- Stated goal -
How many lines in the records below contain the string "swatch"? Give only the number.

- Layout element annotations -
★ ★ ★ ★
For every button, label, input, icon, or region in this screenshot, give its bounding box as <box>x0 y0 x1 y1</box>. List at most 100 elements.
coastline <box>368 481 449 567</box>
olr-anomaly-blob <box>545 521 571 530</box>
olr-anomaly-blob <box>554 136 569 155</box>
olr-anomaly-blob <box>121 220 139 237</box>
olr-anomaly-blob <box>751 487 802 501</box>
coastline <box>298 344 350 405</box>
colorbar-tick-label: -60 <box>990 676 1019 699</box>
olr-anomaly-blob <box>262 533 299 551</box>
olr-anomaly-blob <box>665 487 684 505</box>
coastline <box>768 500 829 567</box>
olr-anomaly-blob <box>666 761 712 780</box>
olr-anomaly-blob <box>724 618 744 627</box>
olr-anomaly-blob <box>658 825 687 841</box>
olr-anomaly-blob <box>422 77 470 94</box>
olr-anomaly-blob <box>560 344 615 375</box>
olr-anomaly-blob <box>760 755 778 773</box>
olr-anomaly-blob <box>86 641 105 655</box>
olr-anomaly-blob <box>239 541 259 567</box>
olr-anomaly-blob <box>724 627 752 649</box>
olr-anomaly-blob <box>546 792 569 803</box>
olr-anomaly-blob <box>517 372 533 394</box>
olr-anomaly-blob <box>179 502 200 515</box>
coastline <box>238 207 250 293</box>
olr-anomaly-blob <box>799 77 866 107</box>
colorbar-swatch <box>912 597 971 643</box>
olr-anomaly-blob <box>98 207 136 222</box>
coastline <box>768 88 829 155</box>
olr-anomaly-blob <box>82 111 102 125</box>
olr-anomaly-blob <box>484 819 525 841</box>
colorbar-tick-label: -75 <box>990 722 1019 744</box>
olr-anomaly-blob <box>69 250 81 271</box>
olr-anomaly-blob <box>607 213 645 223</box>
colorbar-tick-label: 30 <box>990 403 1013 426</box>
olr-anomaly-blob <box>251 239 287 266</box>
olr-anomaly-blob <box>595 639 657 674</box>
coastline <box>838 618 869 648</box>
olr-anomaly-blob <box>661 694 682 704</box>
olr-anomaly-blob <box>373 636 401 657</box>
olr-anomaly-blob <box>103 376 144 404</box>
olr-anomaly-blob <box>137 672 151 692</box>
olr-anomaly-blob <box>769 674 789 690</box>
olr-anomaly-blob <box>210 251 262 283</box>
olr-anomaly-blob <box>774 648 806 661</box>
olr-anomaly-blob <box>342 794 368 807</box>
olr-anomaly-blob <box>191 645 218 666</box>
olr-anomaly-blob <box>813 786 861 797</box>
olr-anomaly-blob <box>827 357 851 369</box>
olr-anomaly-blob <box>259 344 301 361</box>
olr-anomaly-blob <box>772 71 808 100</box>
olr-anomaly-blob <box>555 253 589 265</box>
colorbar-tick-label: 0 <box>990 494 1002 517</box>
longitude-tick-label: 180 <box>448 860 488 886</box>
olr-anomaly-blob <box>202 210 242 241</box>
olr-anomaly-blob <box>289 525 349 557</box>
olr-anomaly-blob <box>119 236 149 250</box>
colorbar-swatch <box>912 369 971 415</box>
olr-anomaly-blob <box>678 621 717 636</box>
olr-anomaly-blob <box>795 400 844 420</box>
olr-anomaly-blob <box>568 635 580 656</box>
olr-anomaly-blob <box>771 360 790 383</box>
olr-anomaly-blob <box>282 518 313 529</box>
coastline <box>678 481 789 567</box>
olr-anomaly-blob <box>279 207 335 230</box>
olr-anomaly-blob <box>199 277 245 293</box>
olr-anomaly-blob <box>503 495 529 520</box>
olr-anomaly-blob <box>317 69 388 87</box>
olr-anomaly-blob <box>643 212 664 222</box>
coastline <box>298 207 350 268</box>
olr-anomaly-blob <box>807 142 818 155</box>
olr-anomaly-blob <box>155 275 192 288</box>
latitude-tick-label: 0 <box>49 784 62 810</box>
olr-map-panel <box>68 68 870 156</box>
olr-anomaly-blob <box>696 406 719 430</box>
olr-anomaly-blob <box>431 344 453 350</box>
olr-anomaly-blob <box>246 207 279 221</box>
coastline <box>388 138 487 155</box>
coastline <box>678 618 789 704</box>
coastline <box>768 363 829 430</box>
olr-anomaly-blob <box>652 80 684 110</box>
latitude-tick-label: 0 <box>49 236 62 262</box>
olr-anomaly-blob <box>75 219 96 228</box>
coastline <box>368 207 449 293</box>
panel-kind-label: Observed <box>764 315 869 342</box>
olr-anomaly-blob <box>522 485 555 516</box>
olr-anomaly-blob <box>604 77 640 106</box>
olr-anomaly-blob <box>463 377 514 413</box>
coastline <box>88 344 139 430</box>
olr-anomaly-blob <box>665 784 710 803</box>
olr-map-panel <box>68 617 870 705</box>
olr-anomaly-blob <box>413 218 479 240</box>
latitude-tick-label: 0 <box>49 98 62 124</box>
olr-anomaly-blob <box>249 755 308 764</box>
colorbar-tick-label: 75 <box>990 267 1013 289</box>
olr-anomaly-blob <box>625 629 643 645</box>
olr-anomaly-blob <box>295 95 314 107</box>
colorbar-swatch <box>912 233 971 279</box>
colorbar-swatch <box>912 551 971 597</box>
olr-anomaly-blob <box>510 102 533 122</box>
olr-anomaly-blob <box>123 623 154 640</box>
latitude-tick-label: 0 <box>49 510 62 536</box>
★ ★ ★ ★
- Solution for this exercise -
4